WHAT YOU NEED TO DO
All lines featuring the string "subtitle" are to be listed.

INFORMATION SHOWN
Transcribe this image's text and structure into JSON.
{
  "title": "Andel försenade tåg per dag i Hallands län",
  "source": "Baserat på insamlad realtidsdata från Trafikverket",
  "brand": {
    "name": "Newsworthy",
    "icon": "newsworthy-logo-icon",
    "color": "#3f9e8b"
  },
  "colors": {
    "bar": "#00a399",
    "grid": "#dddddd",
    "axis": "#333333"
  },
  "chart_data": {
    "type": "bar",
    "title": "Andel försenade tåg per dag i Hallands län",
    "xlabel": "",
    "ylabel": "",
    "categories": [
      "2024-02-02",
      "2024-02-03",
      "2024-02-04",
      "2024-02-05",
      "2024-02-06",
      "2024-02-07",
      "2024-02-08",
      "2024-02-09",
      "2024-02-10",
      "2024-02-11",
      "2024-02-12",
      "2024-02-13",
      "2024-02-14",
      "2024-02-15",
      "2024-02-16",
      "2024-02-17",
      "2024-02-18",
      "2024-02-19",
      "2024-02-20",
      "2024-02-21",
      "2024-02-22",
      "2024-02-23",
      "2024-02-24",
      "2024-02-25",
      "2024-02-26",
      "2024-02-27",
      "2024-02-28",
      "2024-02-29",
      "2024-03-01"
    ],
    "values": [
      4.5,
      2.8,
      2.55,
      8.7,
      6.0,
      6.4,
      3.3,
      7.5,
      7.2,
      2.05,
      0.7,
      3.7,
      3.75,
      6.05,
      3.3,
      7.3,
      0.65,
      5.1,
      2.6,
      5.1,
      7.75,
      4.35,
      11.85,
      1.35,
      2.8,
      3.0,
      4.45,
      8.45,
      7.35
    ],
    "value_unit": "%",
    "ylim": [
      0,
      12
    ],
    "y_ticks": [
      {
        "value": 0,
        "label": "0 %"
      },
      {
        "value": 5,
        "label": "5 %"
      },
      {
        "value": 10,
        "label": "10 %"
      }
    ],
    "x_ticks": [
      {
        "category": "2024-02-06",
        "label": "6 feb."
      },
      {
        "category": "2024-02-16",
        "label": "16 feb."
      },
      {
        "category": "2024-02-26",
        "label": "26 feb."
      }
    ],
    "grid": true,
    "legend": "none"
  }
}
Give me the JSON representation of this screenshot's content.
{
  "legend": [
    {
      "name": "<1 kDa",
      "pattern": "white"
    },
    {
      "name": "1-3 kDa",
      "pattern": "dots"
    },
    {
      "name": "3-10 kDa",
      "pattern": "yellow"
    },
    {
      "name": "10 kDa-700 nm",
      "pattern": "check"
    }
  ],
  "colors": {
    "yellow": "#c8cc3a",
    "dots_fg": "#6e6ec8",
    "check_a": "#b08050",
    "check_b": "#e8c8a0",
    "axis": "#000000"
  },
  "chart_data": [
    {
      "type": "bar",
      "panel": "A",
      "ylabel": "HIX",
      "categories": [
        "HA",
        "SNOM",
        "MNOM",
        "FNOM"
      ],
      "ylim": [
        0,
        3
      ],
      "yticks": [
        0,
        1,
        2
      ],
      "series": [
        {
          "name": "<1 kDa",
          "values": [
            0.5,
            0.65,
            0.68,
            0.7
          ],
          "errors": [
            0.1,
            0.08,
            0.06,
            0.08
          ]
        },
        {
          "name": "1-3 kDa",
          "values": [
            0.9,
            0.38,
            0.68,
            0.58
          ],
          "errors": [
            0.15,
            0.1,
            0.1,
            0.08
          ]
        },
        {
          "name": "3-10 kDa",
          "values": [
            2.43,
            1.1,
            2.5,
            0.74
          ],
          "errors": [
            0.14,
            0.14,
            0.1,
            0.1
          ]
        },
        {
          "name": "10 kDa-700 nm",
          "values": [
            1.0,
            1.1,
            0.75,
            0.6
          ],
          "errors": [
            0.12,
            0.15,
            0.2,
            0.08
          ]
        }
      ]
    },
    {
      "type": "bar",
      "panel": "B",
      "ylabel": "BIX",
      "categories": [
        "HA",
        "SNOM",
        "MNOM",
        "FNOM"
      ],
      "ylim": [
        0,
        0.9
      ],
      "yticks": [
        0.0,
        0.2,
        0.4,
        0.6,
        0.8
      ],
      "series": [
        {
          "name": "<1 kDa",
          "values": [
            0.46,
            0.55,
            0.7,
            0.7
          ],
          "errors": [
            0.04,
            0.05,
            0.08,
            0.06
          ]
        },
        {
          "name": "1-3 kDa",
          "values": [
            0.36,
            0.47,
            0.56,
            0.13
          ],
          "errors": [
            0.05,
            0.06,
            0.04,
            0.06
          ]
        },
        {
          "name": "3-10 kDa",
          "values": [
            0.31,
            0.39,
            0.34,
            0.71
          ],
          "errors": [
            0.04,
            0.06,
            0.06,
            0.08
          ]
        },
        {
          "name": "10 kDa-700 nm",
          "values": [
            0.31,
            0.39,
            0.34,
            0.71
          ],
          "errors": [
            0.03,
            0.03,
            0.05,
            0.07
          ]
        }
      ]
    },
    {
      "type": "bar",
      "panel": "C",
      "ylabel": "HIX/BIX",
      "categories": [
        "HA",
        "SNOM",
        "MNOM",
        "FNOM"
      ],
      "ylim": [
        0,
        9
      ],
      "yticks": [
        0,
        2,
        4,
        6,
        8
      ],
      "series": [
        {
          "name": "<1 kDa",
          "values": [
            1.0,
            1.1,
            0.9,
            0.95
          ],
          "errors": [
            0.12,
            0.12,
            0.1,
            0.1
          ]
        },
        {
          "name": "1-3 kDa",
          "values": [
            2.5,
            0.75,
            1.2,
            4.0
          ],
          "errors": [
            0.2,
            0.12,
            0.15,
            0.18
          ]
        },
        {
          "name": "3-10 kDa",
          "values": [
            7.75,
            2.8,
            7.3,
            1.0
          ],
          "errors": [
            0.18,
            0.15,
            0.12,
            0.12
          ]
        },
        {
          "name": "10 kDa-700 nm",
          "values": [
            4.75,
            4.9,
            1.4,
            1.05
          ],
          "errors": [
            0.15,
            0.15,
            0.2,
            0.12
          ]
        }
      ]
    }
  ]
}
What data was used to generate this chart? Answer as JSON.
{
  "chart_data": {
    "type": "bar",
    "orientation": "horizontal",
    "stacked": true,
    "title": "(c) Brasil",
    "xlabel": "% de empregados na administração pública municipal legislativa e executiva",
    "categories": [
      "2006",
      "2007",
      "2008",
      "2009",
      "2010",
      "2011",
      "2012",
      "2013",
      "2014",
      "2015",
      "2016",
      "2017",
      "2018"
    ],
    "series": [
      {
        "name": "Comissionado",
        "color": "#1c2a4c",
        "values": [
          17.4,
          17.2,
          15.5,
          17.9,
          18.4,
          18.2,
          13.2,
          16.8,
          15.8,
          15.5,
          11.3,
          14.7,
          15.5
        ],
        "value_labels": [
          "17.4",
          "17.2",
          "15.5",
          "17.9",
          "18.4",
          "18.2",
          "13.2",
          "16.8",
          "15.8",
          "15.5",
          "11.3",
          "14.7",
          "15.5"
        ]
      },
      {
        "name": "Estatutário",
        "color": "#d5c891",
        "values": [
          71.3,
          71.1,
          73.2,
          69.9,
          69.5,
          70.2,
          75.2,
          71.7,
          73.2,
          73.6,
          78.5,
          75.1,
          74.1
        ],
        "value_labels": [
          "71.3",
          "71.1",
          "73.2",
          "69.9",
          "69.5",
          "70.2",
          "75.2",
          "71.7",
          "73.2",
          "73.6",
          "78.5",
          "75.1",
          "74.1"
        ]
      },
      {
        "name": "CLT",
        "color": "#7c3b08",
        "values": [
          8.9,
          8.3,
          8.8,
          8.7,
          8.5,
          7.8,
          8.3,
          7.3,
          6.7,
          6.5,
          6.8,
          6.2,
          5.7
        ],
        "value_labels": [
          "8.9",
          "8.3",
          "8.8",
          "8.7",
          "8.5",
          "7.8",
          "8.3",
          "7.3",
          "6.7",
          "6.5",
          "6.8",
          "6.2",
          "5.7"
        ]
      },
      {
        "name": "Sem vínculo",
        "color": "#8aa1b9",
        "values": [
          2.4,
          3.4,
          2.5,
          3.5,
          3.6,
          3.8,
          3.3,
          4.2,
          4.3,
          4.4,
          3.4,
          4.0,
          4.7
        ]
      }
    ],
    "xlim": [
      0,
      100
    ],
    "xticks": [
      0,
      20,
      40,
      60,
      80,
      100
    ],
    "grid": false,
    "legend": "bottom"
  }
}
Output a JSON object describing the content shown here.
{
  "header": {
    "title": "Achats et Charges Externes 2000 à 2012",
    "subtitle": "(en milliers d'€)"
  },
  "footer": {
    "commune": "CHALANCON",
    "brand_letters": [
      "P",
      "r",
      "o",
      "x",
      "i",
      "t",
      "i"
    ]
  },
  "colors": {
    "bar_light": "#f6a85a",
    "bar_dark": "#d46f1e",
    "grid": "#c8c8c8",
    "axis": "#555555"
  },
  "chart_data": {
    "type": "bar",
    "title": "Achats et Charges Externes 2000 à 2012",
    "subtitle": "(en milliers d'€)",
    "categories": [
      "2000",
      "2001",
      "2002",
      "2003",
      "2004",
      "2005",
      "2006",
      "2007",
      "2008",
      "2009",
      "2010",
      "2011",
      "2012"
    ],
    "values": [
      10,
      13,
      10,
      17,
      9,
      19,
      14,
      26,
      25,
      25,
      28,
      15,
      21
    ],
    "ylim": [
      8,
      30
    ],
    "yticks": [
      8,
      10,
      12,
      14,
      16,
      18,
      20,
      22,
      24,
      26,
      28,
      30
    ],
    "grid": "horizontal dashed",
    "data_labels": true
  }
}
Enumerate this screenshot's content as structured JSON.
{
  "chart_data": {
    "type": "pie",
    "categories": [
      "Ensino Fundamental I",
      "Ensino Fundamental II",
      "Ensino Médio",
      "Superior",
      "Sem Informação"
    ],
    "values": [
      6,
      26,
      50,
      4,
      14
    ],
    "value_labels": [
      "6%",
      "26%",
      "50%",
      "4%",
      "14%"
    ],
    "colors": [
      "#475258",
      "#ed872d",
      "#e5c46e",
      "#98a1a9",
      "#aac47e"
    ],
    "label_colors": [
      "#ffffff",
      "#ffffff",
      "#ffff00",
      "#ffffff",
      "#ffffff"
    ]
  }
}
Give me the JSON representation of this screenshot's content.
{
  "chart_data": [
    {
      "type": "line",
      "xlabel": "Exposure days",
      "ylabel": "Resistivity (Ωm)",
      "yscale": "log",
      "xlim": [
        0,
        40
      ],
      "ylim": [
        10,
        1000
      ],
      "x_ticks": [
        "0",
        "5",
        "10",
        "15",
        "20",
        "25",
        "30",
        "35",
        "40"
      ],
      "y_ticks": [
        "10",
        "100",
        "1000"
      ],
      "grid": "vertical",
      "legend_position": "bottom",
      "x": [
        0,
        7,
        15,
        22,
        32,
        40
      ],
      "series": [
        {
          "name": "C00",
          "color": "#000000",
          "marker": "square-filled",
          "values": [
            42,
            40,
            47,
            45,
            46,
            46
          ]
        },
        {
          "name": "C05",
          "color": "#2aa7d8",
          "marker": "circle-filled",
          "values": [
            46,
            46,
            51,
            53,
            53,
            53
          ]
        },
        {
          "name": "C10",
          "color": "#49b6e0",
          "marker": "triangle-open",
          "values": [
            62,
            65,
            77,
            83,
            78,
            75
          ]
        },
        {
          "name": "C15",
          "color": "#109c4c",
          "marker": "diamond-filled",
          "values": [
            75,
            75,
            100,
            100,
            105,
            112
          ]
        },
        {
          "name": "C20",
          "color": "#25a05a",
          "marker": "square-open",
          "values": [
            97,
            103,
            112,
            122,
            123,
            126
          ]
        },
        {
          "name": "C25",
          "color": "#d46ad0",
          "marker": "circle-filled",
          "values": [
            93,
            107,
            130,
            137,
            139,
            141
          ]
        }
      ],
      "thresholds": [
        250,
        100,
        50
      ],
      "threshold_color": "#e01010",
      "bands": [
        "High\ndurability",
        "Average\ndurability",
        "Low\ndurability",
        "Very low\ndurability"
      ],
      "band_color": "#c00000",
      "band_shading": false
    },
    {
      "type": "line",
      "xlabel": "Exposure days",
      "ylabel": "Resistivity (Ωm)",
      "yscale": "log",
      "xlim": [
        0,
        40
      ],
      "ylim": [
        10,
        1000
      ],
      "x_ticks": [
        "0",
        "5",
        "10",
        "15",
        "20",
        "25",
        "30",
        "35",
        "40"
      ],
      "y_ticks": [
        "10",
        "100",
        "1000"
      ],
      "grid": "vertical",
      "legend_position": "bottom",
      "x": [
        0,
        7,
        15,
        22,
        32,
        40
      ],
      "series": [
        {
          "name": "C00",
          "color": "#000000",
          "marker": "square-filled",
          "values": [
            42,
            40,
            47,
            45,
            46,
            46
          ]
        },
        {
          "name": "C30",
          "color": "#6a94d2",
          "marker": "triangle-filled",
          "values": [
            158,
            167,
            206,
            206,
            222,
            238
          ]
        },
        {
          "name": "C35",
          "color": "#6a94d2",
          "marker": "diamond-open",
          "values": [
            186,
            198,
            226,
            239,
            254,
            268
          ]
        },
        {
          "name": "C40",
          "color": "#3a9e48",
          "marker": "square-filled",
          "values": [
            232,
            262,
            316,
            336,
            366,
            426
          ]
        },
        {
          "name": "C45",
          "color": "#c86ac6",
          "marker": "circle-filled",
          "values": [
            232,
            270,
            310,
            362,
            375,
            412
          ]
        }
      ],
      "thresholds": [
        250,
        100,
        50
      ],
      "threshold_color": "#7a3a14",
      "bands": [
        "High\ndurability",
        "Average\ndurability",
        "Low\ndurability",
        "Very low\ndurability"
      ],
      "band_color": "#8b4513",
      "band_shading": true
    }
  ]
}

TASK SOLUTION
    "subtitle": "(en milliers d'€)"
    "subtitle": "(en milliers d'€)",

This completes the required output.